Copy every record below exactly as it stands.

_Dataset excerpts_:

──────────

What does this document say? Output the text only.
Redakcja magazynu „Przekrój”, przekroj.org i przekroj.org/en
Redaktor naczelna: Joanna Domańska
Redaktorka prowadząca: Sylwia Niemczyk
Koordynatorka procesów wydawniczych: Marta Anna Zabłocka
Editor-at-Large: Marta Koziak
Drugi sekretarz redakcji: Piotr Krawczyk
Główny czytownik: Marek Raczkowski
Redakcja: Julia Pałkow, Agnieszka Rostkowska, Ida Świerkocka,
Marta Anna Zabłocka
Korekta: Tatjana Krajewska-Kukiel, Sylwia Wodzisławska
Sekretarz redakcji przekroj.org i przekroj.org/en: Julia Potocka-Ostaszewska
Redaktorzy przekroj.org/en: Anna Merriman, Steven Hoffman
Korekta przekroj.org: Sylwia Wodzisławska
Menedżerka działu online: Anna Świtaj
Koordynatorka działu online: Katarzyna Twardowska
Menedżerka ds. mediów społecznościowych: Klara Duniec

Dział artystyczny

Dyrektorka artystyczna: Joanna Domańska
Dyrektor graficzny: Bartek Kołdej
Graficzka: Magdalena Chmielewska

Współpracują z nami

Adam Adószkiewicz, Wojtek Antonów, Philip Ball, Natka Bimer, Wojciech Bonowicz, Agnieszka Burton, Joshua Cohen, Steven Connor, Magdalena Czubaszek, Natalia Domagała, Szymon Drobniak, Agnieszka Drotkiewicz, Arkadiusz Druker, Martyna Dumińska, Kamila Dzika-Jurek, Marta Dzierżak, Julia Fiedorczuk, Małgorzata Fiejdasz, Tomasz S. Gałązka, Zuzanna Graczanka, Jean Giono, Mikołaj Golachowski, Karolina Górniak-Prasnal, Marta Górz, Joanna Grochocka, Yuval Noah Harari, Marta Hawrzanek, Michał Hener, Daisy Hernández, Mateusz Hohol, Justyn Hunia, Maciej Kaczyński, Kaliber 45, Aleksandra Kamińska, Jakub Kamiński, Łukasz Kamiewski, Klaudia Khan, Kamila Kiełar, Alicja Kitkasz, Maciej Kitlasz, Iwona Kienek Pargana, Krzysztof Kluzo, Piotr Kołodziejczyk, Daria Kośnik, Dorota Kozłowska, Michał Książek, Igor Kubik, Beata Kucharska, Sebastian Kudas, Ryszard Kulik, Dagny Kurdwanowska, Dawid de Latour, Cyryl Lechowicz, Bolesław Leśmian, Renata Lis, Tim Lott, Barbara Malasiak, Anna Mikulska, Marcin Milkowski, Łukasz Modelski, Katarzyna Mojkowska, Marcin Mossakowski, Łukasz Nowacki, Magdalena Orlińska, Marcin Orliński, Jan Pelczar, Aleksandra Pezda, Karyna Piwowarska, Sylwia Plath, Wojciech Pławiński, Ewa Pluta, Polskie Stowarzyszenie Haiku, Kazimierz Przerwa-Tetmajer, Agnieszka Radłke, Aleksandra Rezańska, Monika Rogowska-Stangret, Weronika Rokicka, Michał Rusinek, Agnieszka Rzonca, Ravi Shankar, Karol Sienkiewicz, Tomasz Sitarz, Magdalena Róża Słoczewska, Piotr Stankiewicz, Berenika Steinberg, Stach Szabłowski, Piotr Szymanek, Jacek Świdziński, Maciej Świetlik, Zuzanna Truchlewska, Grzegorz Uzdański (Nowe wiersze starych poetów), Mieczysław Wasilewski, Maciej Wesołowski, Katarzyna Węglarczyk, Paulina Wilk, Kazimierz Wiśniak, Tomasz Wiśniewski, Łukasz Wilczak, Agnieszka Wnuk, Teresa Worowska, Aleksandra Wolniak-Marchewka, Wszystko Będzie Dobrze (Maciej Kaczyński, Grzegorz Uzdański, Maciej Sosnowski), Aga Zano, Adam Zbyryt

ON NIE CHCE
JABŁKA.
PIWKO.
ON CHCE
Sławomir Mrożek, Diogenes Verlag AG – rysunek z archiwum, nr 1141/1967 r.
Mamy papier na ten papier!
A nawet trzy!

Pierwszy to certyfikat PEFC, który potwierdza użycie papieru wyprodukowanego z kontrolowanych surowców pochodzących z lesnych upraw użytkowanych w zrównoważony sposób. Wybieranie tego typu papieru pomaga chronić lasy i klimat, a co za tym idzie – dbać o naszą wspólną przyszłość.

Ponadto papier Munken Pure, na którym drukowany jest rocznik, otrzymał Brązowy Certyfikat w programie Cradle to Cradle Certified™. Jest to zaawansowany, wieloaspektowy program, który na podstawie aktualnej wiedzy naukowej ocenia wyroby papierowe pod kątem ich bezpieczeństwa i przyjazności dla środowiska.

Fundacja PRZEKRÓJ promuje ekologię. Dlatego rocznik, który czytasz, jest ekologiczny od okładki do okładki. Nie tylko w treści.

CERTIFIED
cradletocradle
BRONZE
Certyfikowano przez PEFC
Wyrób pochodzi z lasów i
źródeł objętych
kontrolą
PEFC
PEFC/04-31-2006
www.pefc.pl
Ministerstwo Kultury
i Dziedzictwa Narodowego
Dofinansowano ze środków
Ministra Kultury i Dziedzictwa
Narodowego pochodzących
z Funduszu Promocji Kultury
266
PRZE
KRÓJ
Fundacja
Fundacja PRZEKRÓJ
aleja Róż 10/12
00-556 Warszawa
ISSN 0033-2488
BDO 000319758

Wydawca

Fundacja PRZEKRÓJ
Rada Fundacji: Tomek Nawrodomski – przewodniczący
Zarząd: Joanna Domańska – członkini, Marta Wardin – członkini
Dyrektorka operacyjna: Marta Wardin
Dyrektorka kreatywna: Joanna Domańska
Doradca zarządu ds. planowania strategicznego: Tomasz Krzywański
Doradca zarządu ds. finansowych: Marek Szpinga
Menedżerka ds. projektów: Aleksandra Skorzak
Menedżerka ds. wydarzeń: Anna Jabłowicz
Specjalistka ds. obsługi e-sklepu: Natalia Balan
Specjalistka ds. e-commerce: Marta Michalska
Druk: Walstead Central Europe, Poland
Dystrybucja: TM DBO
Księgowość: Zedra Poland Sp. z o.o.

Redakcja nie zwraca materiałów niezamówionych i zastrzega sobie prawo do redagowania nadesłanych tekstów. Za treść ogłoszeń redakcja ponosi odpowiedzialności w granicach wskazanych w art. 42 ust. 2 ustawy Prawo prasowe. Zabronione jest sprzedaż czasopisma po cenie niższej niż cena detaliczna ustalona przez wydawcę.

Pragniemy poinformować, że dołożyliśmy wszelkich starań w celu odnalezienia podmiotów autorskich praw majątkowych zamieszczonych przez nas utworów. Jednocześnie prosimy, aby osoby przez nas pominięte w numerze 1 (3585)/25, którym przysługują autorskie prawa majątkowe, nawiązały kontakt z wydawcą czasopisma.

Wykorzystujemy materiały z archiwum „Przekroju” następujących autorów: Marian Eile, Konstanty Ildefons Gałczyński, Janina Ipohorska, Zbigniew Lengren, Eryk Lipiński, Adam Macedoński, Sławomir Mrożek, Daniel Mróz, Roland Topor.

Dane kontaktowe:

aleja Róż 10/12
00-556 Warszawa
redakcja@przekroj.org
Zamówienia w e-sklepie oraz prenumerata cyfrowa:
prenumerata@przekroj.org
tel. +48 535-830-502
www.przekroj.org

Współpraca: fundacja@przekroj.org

──────────

_Finished task_:
What does this document say? Output the text only.
Redakcja magazynu „Przekrój”, przekroj.org i przekroj.org/en
Redaktor naczelna: Joanna Domańska
Redaktorka prowadząca: Sylwia Niemczyk
Koordynatorka procesów wydawniczych: Marta Anna Zabłocka
Editor-at-Large: Marta Koziak
Drugi sekretarz redakcji: Piotr Krawczyk
Główny czytownik: Marek Raczkowski
Redakcja: Julia Pałkow, Agnieszka Rostkowska, Ida Świerkocka,
Marta Anna Zabłocka
Korekta: Tatjana Krajewska-Kukiel, Sylwia Wodzisławska
Sekretarz redakcji przekroj.org i przekroj.org/en: Julia Potocka-Ostaszewska
Redaktorzy przekroj.org/en: Anna Merriman, Steven Hoffman
Korekta przekroj.org: Sylwia Wodzisławska
Menedżerka działu online: Anna Świtaj
Koordynatorka działu online: Katarzyna Twardowska
Menedżerka ds. mediów społecznościowych: Klara Duniec

Dział artystyczny

Dyrektorka artystyczna: Joanna Domańska
Dyrektor graficzny: Bartek Kołdej
Graficzka: Magdalena Chmielewska

Współpracują z nami

Adam Adószkiewicz, Wojtek Antonów, Philip Ball, Natka Bimer, Wojciech Bonowicz, Agnieszka Burton, Joshua Cohen, Steven Connor, Magdalena Czubaszek, Natalia Domagała, Szymon Drobniak, Agnieszka Drotkiewicz, Arkadiusz Druker, Martyna Dumińska, Kamila Dzika-Jurek, Marta Dzierżak, Julia Fiedorczuk, Małgorzata Fiejdasz, Tomasz S. Gałązka, Zuzanna Graczanka, Jean Giono, Mikołaj Golachowski, Karolina Górniak-Prasnal, Marta Górz, Joanna Grochocka, Yuval Noah Harari, Marta Hawrzanek, Michał Hener, Daisy Hernández, Mateusz Hohol, Justyn Hunia, Maciej Kaczyński, Kaliber 45, Aleksandra Kamińska, Jakub Kamiński, Łukasz Kamiewski, Klaudia Khan, Kamila Kiełar, Alicja Kitkasz, Maciej Kitlasz, Iwona Kienek Pargana, Krzysztof Kluzo, Piotr Kołodziejczyk, Daria Kośnik, Dorota Kozłowska, Michał Książek, Igor Kubik, Beata Kucharska, Sebastian Kudas, Ryszard Kulik, Dagny Kurdwanowska, Dawid de Latour, Cyryl Lechowicz, Bolesław Leśmian, Renata Lis, Tim Lott, Barbara Malasiak, Anna Mikulska, Marcin Milkowski, Łukasz Modelski, Katarzyna Mojkowska, Marcin Mossakowski, Łukasz Nowacki, Magdalena Orlińska, Marcin Orliński, Jan Pelczar, Aleksandra Pezda, Karyna Piwowarska, Sylwia Plath, Wojciech Pławiński, Ewa Pluta, Polskie Stowarzyszenie Haiku, Kazimierz Przerwa-Tetmajer, Agnieszka Radłke, Aleksandra Rezańska, Monika Rogowska-Stangret, Weronika Rokicka, Michał Rusinek, Agnieszka Rzonca, Ravi Shankar, Karol Sienkiewicz, Tomasz Sitarz, Magdalena Róża Słoczewska, Piotr Stankiewicz, Berenika Steinberg, Stach Szabłowski, Piotr Szymanek, Jacek Świdziński, Maciej Świetlik, Zuzanna Truchlewska, Grzegorz Uzdański (Nowe wiersze starych poetów), Mieczysław Wasilewski, Maciej Wesołowski, Katarzyna Węglarczyk, Paulina Wilk, Kazimierz Wiśniak, Tomasz Wiśniewski, Łukasz Wilczak, Agnieszka Wnuk, Teresa Worowska, Aleksandra Wolniak-Marchewka, Wszystko Będzie Dobrze (Maciej Kaczyński, Grzegorz Uzdański, Maciej Sosnowski), Aga Zano, Adam Zbyryt

ON NIE CHCE
JABŁKA.
PIWKO.
ON CHCE
Sławomir Mrożek, Diogenes Verlag AG – rysunek z archiwum, nr 1141/1967 r.
Mamy papier na ten papier!
A nawet trzy!

Pierwszy to certyfikat PEFC, który potwierdza użycie papieru wyprodukowanego z kontrolowanych surowców pochodzących z lesnych upraw użytkowanych w zrównoważony sposób. Wybieranie tego typu papieru pomaga chronić lasy i klimat, a co za tym idzie – dbać o naszą wspólną przyszłość.

Ponadto papier Munken Pure, na którym drukowany jest rocznik, otrzymał Brązowy Certyfikat w programie Cradle to Cradle Certified™. Jest to zaawansowany, wieloaspektowy program, który na podstawie aktualnej wiedzy naukowej ocenia wyroby papierowe pod kątem ich bezpieczeństwa i przyjazności dla środowiska.

Fundacja PRZEKRÓJ promuje ekologię. Dlatego rocznik, który czytasz, jest ekologiczny od okładki do okładki. Nie tylko w treści.

CERTIFIED
cradletocradle
BRONZE
Certyfikowano przez PEFC
Wyrób pochodzi z lasów i
źródeł objętych
kontrolą
PEFC
PEFC/04-31-2006
www.pefc.pl
Ministerstwo Kultury
i Dziedzictwa Narodowego
Dofinansowano ze środków
Ministra Kultury i Dziedzictwa
Narodowego pochodzących
z Funduszu Promocji Kultury
266
PRZE
KRÓJ
Fundacja
Fundacja PRZEKRÓJ
aleja Róż 10/12
00-556 Warszawa
ISSN 0033-2488
BDO 000319758

Wydawca

Fundacja PRZEKRÓJ
Rada Fundacji: Tomek Nawrodomski – przewodniczący
Zarząd: Joanna Domańska – członkini, Marta Wardin – członkini
Dyrektorka operacyjna: Marta Wardin
Dyrektorka kreatywna: Joanna Domańska
Doradca zarządu ds. planowania strategicznego: Tomasz Krzywański
Doradca zarządu ds. finansowych: Marek Szpinga
Menedżerka ds. projektów: Aleksandra Skorzak
Menedżerka ds. wydarzeń: Anna Jabłowicz
Specjalistka ds. obsługi e-sklepu: Natalia Balan
Specjalistka ds. e-commerce: Marta Michalska
Druk: Walstead Central Europe, Poland
Dystrybucja: TM DBO
Księgowość: Zedra Poland Sp. z o.o.

Redakcja nie zwraca materiałów niezamówionych i zastrzega sobie prawo do redagowania nadesłanych tekstów. Za treść ogłoszeń redakcja ponosi odpowiedzialności w granicach wskazanych w art. 42 ust. 2 ustawy Prawo prasowe. Zabronione jest sprzedaż czasopisma po cenie niższej niż cena detaliczna ustalona przez wydawcę.

Pragniemy poinformować, że dołożyliśmy wszelkich starań w celu odnalezienia podmiotów autorskich praw majątkowych zamieszczonych przez nas utworów. Jednocześnie prosimy, aby osoby przez nas pominięte w numerze 1 (3585)/25, którym przysługują autorskie prawa majątkowe, nawiązały kontakt z wydawcą czasopisma.

Wykorzystujemy materiały z archiwum „Przekroju” następujących autorów: Marian Eile, Konstanty Ildefons Gałczyński, Janina Ipohorska, Zbigniew Lengren, Eryk Lipiński, Adam Macedoński, Sławomir Mrożek, Daniel Mróz, Roland Topor.

Dane kontaktowe:

aleja Róż 10/12
00-556 Warszawa
redakcja@przekroj.org
Zamówienia w e-sklepie oraz prenumerata cyfrowa:
prenumerata@przekroj.org
tel. +48 535-830-502
www.przekroj.org

Współpraca: fundacja@przekroj.org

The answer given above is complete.